Given request A ::
Rewrite the stretch from "In Jobs and" through "likely to expand." in the blue-collar jobs article, putting "retreat" in place of "decline".

Blue Collar Jobs Can’t be Moved Offshore

By Kevin M

In Jobs and Careers That Aren’t Coming Back we listed and discussed 13 career fields that are in a state of decline and unlikely to recover. Today we’ll cover the very opposite: job fields that are here to stay and likely to expand.

Global off-shoring of jobs and advances in technology are squeezing many jobs and careers into gradual extinction, as computers and cheap overseas labor eat away at once common fields of employment. But not all career fields are affected.

People who can produce or fix things often have the greatest job security. The world is full of machines, all in need of service or repair sooner or later. Being one of the people who can keep them going is a chance to start to a side business or to full scale self-employment. Equally important, though we tend to think of most innovation occurring in laboratories, many technological discoveries happen somewhere out in the field, produced by people who can work with their hands.

Excerpted data ::

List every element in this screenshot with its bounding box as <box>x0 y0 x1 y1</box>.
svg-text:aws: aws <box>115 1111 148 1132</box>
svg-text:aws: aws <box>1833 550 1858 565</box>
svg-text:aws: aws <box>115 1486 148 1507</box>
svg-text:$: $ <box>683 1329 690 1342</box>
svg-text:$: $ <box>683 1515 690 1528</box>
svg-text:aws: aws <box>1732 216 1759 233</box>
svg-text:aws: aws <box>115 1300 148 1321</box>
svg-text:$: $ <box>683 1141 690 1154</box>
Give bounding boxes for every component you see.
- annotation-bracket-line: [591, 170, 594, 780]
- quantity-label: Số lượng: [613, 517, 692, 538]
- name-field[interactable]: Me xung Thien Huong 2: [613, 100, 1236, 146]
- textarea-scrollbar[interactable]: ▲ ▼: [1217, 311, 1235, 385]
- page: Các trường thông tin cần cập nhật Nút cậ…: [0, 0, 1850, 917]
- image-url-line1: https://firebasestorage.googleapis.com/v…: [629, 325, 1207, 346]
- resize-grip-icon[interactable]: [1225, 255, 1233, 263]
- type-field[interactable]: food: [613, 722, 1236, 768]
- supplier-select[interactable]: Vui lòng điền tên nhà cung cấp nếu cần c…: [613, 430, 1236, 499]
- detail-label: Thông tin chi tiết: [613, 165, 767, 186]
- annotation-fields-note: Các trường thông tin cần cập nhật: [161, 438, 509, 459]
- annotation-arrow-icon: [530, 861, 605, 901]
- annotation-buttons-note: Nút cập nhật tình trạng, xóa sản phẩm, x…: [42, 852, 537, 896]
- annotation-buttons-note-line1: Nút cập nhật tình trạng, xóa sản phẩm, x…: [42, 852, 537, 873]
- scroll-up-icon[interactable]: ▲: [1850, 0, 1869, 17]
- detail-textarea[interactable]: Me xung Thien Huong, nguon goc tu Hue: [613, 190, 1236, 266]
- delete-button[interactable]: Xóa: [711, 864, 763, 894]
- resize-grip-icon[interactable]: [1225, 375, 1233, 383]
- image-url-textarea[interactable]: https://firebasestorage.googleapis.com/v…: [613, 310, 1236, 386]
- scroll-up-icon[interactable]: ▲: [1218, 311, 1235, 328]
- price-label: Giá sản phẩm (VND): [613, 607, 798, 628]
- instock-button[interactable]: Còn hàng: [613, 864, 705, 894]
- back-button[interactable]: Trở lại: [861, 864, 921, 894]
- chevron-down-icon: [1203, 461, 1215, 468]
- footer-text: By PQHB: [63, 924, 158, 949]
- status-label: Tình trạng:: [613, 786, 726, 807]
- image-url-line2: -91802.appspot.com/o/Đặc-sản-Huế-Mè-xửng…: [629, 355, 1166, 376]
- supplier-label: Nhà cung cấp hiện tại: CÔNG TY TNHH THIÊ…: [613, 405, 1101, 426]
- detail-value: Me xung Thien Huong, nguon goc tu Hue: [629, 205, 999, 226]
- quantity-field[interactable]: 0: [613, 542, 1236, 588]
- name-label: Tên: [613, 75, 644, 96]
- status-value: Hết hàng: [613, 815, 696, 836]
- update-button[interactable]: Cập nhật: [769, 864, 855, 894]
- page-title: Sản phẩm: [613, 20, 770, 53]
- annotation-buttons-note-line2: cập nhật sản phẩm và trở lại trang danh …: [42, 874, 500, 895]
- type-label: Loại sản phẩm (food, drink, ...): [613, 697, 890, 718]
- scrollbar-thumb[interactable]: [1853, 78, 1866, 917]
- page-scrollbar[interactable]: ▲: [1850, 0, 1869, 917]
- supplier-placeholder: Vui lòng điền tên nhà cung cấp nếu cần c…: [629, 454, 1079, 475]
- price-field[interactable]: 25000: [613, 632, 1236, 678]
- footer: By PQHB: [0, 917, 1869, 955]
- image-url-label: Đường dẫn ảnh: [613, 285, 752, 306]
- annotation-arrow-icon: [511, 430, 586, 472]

Given request B ::
Return the stretch of the listing from its start through the line containing "svg-text:aws: aws <box>115 1486", with both ends included.

Task response A ::
In Jobs and Careers That Aren’t Coming Back we listed and discussed 13 career fields that are in a state of retreat and unlikely to recover. Today we’ll cover the very opposite: job fields that are here to stay and likely to expand.

Task response B ::
List every element in this screenshot with its bounding box as <box>x0 y0 x1 y1</box>.
svg-text:aws: aws <box>115 1111 148 1132</box>
svg-text:aws: aws <box>1833 550 1858 565</box>
svg-text:aws: aws <box>115 1486 148 1507</box>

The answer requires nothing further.